> **OBJECTIVE**
Take the records underneath and set them down exactly.

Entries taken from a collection
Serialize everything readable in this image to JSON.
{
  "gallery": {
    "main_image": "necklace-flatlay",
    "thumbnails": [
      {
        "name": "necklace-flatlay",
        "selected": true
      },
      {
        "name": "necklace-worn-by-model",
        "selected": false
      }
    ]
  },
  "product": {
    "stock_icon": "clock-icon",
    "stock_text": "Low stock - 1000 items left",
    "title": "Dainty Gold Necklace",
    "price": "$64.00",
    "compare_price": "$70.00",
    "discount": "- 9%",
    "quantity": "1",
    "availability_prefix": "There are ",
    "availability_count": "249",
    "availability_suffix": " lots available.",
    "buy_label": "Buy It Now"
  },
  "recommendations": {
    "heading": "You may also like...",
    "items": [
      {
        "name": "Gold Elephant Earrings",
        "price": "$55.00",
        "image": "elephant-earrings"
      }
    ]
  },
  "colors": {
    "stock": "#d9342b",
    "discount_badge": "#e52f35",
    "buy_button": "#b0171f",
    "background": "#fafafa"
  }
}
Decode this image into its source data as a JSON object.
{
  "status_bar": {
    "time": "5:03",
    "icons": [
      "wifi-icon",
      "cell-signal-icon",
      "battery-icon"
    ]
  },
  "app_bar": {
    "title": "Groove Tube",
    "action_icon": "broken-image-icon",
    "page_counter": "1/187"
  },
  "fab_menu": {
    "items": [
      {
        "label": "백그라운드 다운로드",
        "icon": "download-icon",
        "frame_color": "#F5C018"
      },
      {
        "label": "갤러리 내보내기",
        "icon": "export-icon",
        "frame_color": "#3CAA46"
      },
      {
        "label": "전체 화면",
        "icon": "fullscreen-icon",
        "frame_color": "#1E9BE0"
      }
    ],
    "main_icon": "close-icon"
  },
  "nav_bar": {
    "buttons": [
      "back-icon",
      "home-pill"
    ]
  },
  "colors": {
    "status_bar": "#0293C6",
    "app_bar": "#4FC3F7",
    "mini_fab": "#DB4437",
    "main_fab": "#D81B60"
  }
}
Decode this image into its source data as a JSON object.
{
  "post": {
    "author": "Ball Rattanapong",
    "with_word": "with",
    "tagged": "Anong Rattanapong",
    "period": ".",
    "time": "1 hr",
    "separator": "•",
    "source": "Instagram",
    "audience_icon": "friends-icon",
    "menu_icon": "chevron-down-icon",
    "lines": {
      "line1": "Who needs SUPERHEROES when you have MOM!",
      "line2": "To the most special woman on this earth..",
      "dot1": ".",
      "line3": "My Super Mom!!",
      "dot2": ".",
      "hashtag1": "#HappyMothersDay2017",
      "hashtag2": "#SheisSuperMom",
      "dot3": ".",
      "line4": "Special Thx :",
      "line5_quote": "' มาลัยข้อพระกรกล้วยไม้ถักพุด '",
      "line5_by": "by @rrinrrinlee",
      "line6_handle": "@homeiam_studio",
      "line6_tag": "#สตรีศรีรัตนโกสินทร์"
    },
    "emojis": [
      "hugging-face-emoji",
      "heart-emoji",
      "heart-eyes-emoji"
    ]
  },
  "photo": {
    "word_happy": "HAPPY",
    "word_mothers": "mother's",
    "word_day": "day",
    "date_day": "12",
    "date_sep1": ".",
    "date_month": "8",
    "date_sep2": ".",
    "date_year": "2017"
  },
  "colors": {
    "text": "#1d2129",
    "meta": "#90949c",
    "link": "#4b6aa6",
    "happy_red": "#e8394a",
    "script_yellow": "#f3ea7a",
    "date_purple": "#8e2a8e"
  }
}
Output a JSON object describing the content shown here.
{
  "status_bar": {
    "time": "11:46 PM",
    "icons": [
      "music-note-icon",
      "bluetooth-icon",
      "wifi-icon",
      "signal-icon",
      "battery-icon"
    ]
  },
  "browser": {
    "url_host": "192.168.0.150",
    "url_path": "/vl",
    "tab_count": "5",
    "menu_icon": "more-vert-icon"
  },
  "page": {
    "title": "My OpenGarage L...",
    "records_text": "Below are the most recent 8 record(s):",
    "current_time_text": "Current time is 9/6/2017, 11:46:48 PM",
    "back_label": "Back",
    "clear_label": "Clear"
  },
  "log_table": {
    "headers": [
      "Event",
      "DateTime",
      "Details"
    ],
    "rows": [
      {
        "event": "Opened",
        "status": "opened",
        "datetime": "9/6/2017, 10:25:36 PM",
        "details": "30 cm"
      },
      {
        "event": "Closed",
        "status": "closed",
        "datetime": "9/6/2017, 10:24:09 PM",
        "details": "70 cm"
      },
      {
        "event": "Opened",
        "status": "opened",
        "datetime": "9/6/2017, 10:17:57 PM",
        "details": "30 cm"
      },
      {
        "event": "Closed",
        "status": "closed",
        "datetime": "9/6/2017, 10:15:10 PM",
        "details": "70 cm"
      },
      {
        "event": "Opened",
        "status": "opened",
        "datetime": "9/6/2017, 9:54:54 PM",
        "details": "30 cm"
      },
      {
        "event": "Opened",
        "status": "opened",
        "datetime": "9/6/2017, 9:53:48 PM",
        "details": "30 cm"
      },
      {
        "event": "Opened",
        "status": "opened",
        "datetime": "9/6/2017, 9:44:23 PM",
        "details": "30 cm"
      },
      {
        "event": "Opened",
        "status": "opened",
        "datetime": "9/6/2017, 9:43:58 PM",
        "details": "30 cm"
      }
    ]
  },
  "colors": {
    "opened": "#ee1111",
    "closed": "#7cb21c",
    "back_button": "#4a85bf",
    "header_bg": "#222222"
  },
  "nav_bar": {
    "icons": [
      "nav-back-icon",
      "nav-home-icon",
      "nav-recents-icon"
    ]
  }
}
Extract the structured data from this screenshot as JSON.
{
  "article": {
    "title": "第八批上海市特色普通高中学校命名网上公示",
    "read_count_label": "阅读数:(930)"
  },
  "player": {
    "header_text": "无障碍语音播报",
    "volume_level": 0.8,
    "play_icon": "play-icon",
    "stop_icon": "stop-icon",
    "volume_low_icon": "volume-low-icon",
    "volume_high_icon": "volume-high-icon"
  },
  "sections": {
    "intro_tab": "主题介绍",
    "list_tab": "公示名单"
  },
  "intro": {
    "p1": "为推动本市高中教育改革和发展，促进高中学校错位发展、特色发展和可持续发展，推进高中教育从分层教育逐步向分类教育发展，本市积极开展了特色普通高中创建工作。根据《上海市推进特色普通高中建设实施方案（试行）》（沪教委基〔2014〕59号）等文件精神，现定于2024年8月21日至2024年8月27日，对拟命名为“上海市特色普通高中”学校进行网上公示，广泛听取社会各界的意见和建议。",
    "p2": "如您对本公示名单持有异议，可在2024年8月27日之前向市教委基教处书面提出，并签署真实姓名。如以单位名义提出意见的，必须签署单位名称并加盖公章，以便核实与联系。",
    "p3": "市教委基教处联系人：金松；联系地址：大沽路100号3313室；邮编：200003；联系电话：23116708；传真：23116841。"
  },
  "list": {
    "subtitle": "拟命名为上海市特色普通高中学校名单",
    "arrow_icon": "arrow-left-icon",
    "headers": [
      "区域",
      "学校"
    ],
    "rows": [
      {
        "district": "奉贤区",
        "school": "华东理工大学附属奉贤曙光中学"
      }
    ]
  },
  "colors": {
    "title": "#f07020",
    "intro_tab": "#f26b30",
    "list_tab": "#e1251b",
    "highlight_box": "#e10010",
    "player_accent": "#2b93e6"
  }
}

> **EXERCISE RESPONSE**
Serialize everything readable in this image to JSON.
{
  "gallery": {
    "main_image": "necklace-flatlay",
    "thumbnails": [
      {
        "name": "necklace-flatlay",
        "selected": true
      },
      {
        "name": "necklace-worn-by-model",
        "selected": false
      }
    ]
  },
  "product": {
    "stock_icon": "clock-icon",
    "stock_text": "Low stock - 1000 items left",
    "title": "Dainty Gold Necklace",
    "price": "$64.00",
    "compare_price": "$70.00",
    "discount": "- 9%",
    "quantity": "1",
    "availability_prefix": "There are ",
    "availability_count": "249",
    "availability_suffix": " lots available.",
    "buy_label": "Buy It Now"
  },
  "recommendations": {
    "heading": "You may also like...",
    "items": [
      {
        "name": "Gold Elephant Earrings",
        "price": "$55.00",
        "image": "elephant-earrings"
      }
    ]
  },
  "colors": {
    "stock": "#d9342b",
    "discount_badge": "#e52f35",
    "buy_button": "#b0171f",
    "background": "#fafafa"
  }
}
Decode this image into its source data as a JSON object.
{
  "status_bar": {
    "time": "5:03",
    "icons": [
      "wifi-icon",
      "cell-signal-icon",
      "battery-icon"
    ]
  },
  "app_bar": {
    "title": "Groove Tube",
    "action_icon": "broken-image-icon",
    "page_counter": "1/187"
  },
  "fab_menu": {
    "items": [
      {
        "label": "백그라운드 다운로드",
        "icon": "download-icon",
        "frame_color": "#F5C018"
      },
      {
        "label": "갤러리 내보내기",
        "icon": "export-icon",
        "frame_color": "#3CAA46"
      },
      {
        "label": "전체 화면",
        "icon": "fullscreen-icon",
        "frame_color": "#1E9BE0"
      }
    ],
    "main_icon": "close-icon"
  },
  "nav_bar": {
    "buttons": [
      "back-icon",
      "home-pill"
    ]
  },
  "colors": {
    "status_bar": "#0293C6",
    "app_bar": "#4FC3F7",
    "mini_fab": "#DB4437",
    "main_fab": "#D81B60"
  }
}
Decode this image into its source data as a JSON object.
{
  "post": {
    "author": "Ball Rattanapong",
    "with_word": "with",
    "tagged": "Anong Rattanapong",
    "period": ".",
    "time": "1 hr",
    "separator": "•",
    "source": "Instagram",
    "audience_icon": "friends-icon",
    "menu_icon": "chevron-down-icon",
    "lines": {
      "line1": "Who needs SUPERHEROES when you have MOM!",
      "line2": "To the most special woman on this earth..",
      "dot1": ".",
      "line3": "My Super Mom!!",
      "dot2": ".",
      "hashtag1": "#HappyMothersDay2017",
      "hashtag2": "#SheisSuperMom",
      "dot3": ".",
      "line4": "Special Thx :",
      "line5_quote": "' มาลัยข้อพระกรกล้วยไม้ถักพุด '",
      "line5_by": "by @rrinrrinlee",
      "line6_handle": "@homeiam_studio",
      "line6_tag": "#สตรีศรีรัตนโกสินทร์"
    },
    "emojis": [
      "hugging-face-emoji",
      "heart-emoji",
      "heart-eyes-emoji"
    ]
  },
  "photo": {
    "word_happy": "HAPPY",
    "word_mothers": "mother's",
    "word_day": "day",
    "date_day": "12",
    "date_sep1": ".",
    "date_month": "8",
    "date_sep2": ".",
    "date_year": "2017"
  },
  "colors": {
    "text": "#1d2129",
    "meta": "#90949c",
    "link": "#4b6aa6",
    "happy_red": "#e8394a",
    "script_yellow": "#f3ea7a",
    "date_purple": "#8e2a8e"
  }
}
Output a JSON object describing the content shown here.
{
  "status_bar": {
    "time": "11:46 PM",
    "icons": [
      "music-note-icon",
      "bluetooth-icon",
      "wifi-icon",
      "signal-icon",
      "battery-icon"
    ]
  },
  "browser": {
    "url_host": "192.168.0.150",
    "url_path": "/vl",
    "tab_count": "5",
    "menu_icon": "more-vert-icon"
  },
  "page": {
    "title": "My OpenGarage L...",
    "records_text": "Below are the most recent 8 record(s):",
    "current_time_text": "Current time is 9/6/2017, 11:46:48 PM",
    "back_label": "Back",
    "clear_label": "Clear"
  },
  "log_table": {
    "headers": [
      "Event",
      "DateTime",
      "Details"
    ],
    "rows": [
      {
        "event": "Opened",
        "status": "opened",
        "datetime": "9/6/2017, 10:25:36 PM",
        "details": "30 cm"
      },
      {
        "event": "Closed",
        "status": "closed",
        "datetime": "9/6/2017, 10:24:09 PM",
        "details": "70 cm"
      },
      {
        "event": "Opened",
        "status": "opened",
        "datetime": "9/6/2017, 10:17:57 PM",
        "details": "30 cm"
      },
      {
        "event": "Closed",
        "status": "closed",
        "datetime": "9/6/2017, 10:15:10 PM",
        "details": "70 cm"
      },
      {
        "event": "Opened",
        "status": "opened",
        "datetime": "9/6/2017, 9:54:54 PM",
        "details": "30 cm"
      },
      {
        "event": "Opened",
        "status": "opened",
        "datetime": "9/6/2017, 9:53:48 PM",
        "details": "30 cm"
      },
      {
        "event": "Opened",
        "status": "opened",
        "datetime": "9/6/2017, 9:44:23 PM",
        "details": "30 cm"
      },
      {
        "event": "Opened",
        "status": "opened",
        "datetime": "9/6/2017, 9:43:58 PM",
        "details": "30 cm"
      }
    ]
  },
  "colors": {
    "opened": "#ee1111",
    "closed": "#7cb21c",
    "back_button": "#4a85bf",
    "header_bg": "#222222"
  },
  "nav_bar": {
    "icons": [
      "nav-back-icon",
      "nav-home-icon",
      "nav-recents-icon"
    ]
  }
}
Extract the structured data from this screenshot as JSON.
{
  "article": {
    "title": "第八批上海市特色普通高中学校命名网上公示",
    "read_count_label": "阅读数:(930)"
  },
  "player": {
    "header_text": "无障碍语音播报",
    "volume_level": 0.8,
    "play_icon": "play-icon",
    "stop_icon": "stop-icon",
    "volume_low_icon": "volume-low-icon",
    "volume_high_icon": "volume-high-icon"
  },
  "sections": {
    "intro_tab": "主题介绍",
    "list_tab": "公示名单"
  },
  "intro": {
    "p1": "为推动本市高中教育改革和发展，促进高中学校错位发展、特色发展和可持续发展，推进高中教育从分层教育逐步向分类教育发展，本市积极开展了特色普通高中创建工作。根据《上海市推进特色普通高中建设实施方案（试行）》（沪教委基〔2014〕59号）等文件精神，现定于2024年8月21日至2024年8月27日，对拟命名为“上海市特色普通高中”学校进行网上公示，广泛听取社会各界的意见和建议。",
    "p2": "如您对本公示名单持有异议，可在2024年8月27日之前向市教委基教处书面提出，并签署真实姓名。如以单位名义提出意见的，必须签署单位名称并加盖公章，以便核实与联系。",
    "p3": "市教委基教处联系人：金松；联系地址：大沽路100号3313室；邮编：200003；联系电话：23116708；传真：23116841。"
  },
  "list": {
    "subtitle": "拟命名为上海市特色普通高中学校名单",
    "arrow_icon": "arrow-left-icon",
    "headers": [
      "区域",
      "学校"
    ],
    "rows": [
      {
        "district": "奉贤区",
        "school": "华东理工大学附属奉贤曙光中学"
      }
    ]
  },
  "colors": {
    "title": "#f07020",
    "intro_tab": "#f26b30",
    "list_tab": "#e1251b",
    "highlight_box": "#e10010",
    "player_accent": "#2b93e6"
  }
}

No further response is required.